Goal — Reproduce the records below in full and word for word, excluding pictures.

Records supplied —

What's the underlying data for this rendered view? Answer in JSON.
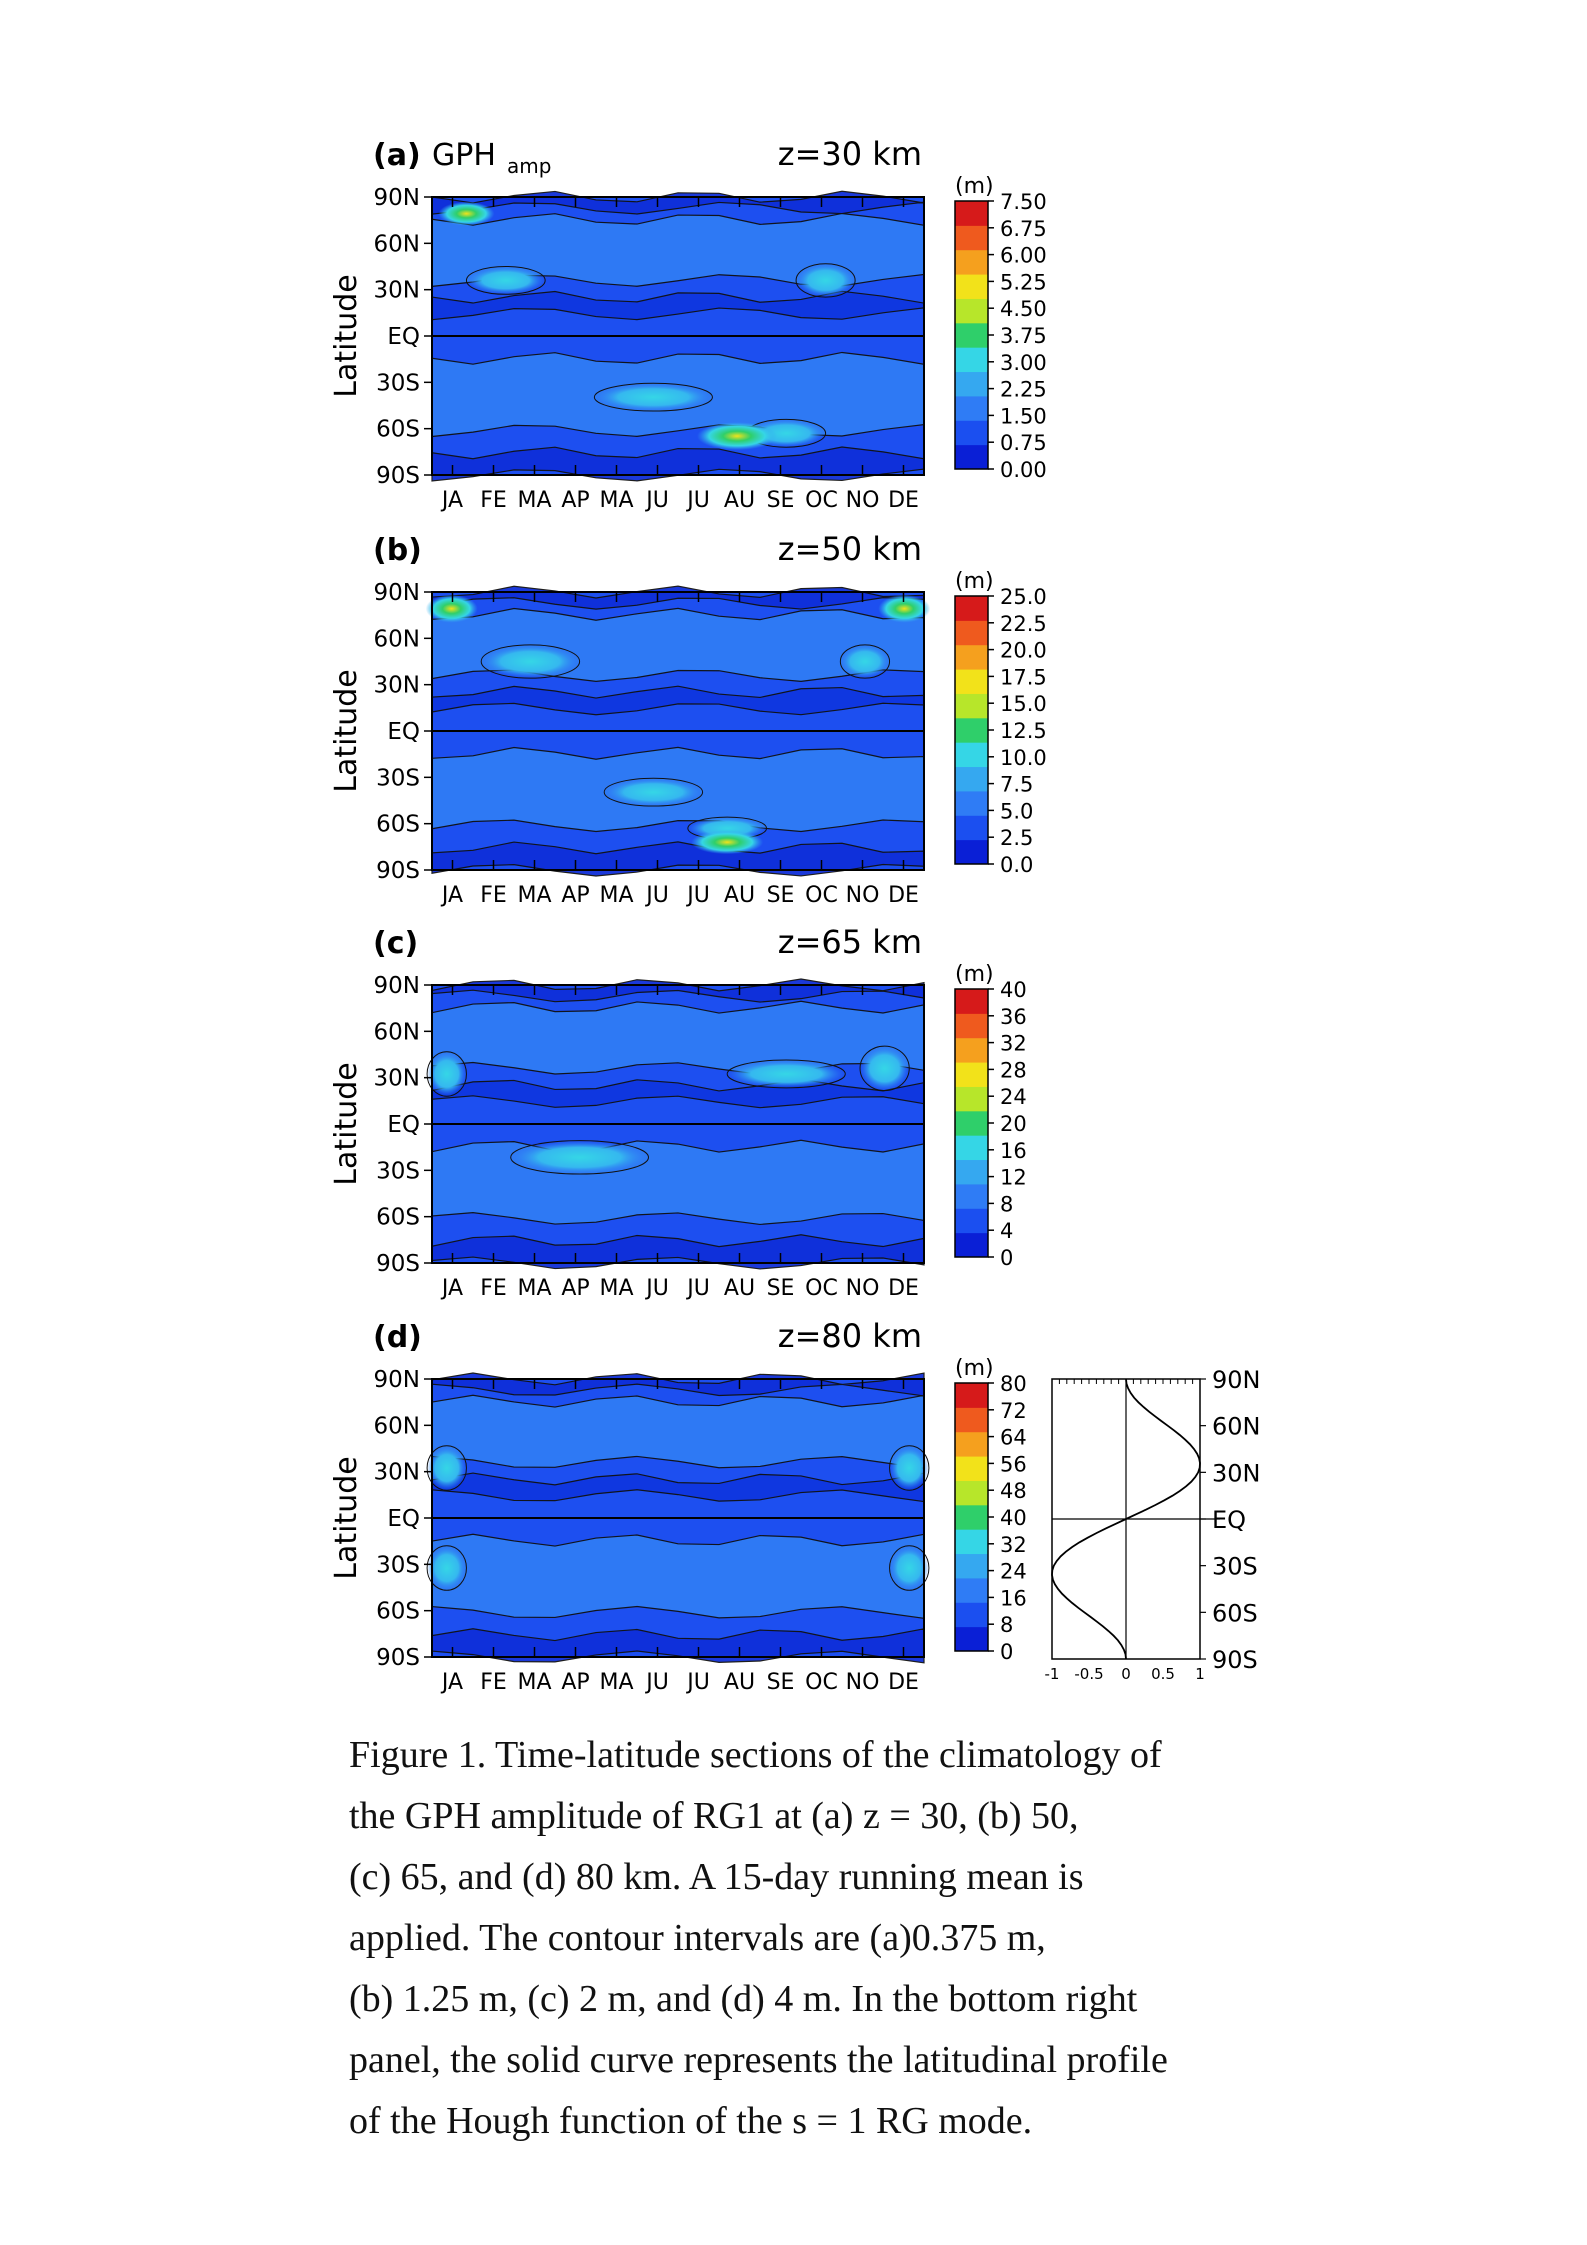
{
  "figure": {
    "months": [
      "JA",
      "FE",
      "MA",
      "AP",
      "MA",
      "JU",
      "JU",
      "AU",
      "SE",
      "OC",
      "NO",
      "DE"
    ],
    "lat_labels": [
      "90N",
      "60N",
      "30N",
      "EQ",
      "30S",
      "60S",
      "90S"
    ],
    "ylabel": "Latitude",
    "unit": "(m)",
    "panels": [
      {
        "id": "a",
        "label": "(a)",
        "title_main": "GPH",
        "title_sub": "amp",
        "height": "z=30 km",
        "colorbar": [
          "7.50",
          "6.75",
          "6.00",
          "5.25",
          "4.50",
          "3.75",
          "3.00",
          "2.25",
          "1.50",
          "0.75",
          "0.00"
        ]
      },
      {
        "id": "b",
        "label": "(b)",
        "title_main": "",
        "title_sub": "",
        "height": "z=50 km",
        "colorbar": [
          "25.0",
          "22.5",
          "20.0",
          "17.5",
          "15.0",
          "12.5",
          "10.0",
          "7.5",
          "5.0",
          "2.5",
          "0.0"
        ]
      },
      {
        "id": "c",
        "label": "(c)",
        "title_main": "",
        "title_sub": "",
        "height": "z=65 km",
        "colorbar": [
          "40",
          "36",
          "32",
          "28",
          "24",
          "20",
          "16",
          "12",
          "8",
          "4",
          "0"
        ]
      },
      {
        "id": "d",
        "label": "(d)",
        "title_main": "",
        "title_sub": "",
        "height": "z=80 km",
        "colorbar": [
          "80",
          "72",
          "64",
          "56",
          "48",
          "40",
          "32",
          "24",
          "16",
          "8",
          "0"
        ]
      }
    ],
    "colorbar_colors": [
      "#0a1fd6",
      "#1b4ff0",
      "#2f7cf5",
      "#35a8f0",
      "#35d6e6",
      "#2fcf6a",
      "#b7e62a",
      "#f2e21a",
      "#f5a01e",
      "#ef5a1e",
      "#d61a1a"
    ],
    "hough": {
      "x_ticks": [
        "-1",
        "-0.5",
        "0",
        "0.5",
        "1"
      ],
      "lat_labels": [
        "90N",
        "60N",
        "30N",
        "EQ",
        "30S",
        "60S",
        "90S"
      ]
    }
  },
  "caption": {
    "lines": [
      "Figure 1. Time-latitude sections of the climatology of",
      "the GPH amplitude of RG1 at (a) z = 30, (b) 50,",
      "(c) 65, and (d) 80 km. A 15-day running mean is",
      "applied. The contour intervals are (a)0.375 m,",
      "(b) 1.25 m, (c) 2 m, and (d) 4 m. In the bottom right",
      "panel, the solid curve represents the latitudinal profile",
      "of the Hough function of the s = 1 RG mode."
    ]
  }
}
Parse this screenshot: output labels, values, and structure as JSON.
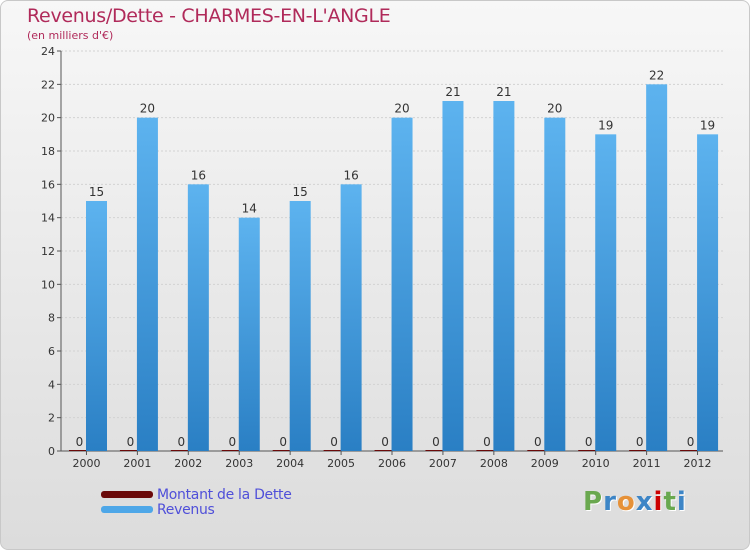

The output —
What's the underlying data for this rendered view? Answer in JSON.
{
  "figure": {
    "months": [
      "JA",
      "FE",
      "MA",
      "AP",
      "MA",
      "JU",
      "JU",
      "AU",
      "SE",
      "OC",
      "NO",
      "DE"
    ],
    "lat_labels": [
      "90N",
      "60N",
      "30N",
      "EQ",
      "30S",
      "60S",
      "90S"
    ],
    "ylabel": "Latitude",
    "unit": "(m)",
    "panels": [
      {
        "id": "a",
        "label": "(a)",
        "title_main": "GPH",
        "title_sub": "amp",
        "height": "z=30 km",
        "colorbar": [
          "7.50",
          "6.75",
          "6.00",
          "5.25",
          "4.50",
          "3.75",
          "3.00",
          "2.25",
          "1.50",
          "0.75",
          "0.00"
        ]
      },
      {
        "id": "b",
        "label": "(b)",
        "title_main": "",
        "title_sub": "",
        "height": "z=50 km",
        "colorbar": [
          "25.0",
          "22.5",
          "20.0",
          "17.5",
          "15.0",
          "12.5",
          "10.0",
          "7.5",
          "5.0",
          "2.5",
          "0.0"
        ]
      },
      {
        "id": "c",
        "label": "(c)",
        "title_main": "",
        "title_sub": "",
        "height": "z=65 km",
        "colorbar": [
          "40",
          "36",
          "32",
          "28",
          "24",
          "20",
          "16",
          "12",
          "8",
          "4",
          "0"
        ]
      },
      {
        "id": "d",
        "label": "(d)",
        "title_main": "",
        "title_sub": "",
        "height": "z=80 km",
        "colorbar": [
          "80",
          "72",
          "64",
          "56",
          "48",
          "40",
          "32",
          "24",
          "16",
          "8",
          "0"
        ]
      }
    ],
    "colorbar_colors": [
      "#0a1fd6",
      "#1b4ff0",
      "#2f7cf5",
      "#35a8f0",
      "#35d6e6",
      "#2fcf6a",
      "#b7e62a",
      "#f2e21a",
      "#f5a01e",
      "#ef5a1e",
      "#d61a1a"
    ],
    "hough": {
      "x_ticks": [
        "-1",
        "-0.5",
        "0",
        "0.5",
        "1"
      ],
      "lat_labels": [
        "90N",
        "60N",
        "30N",
        "EQ",
        "30S",
        "60S",
        "90S"
      ]
    }
  },
  "caption": {
    "lines": [
      "Figure 1. Time-latitude sections of the climatology of",
      "the GPH amplitude of RG1 at (a) z = 30, (b) 50,",
      "(c) 65, and (d) 80 km. A 15-day running mean is",
      "applied. The contour intervals are (a)0.375 m,",
      "(b) 1.25 m, (c) 2 m, and (d) 4 m. In the bottom right",
      "panel, the solid curve represents the latitudinal profile",
      "of the Hough function of the s = 1 RG mode."
    ]
  }
}
Parse this screenshot: output labels, values, and structure as JSON.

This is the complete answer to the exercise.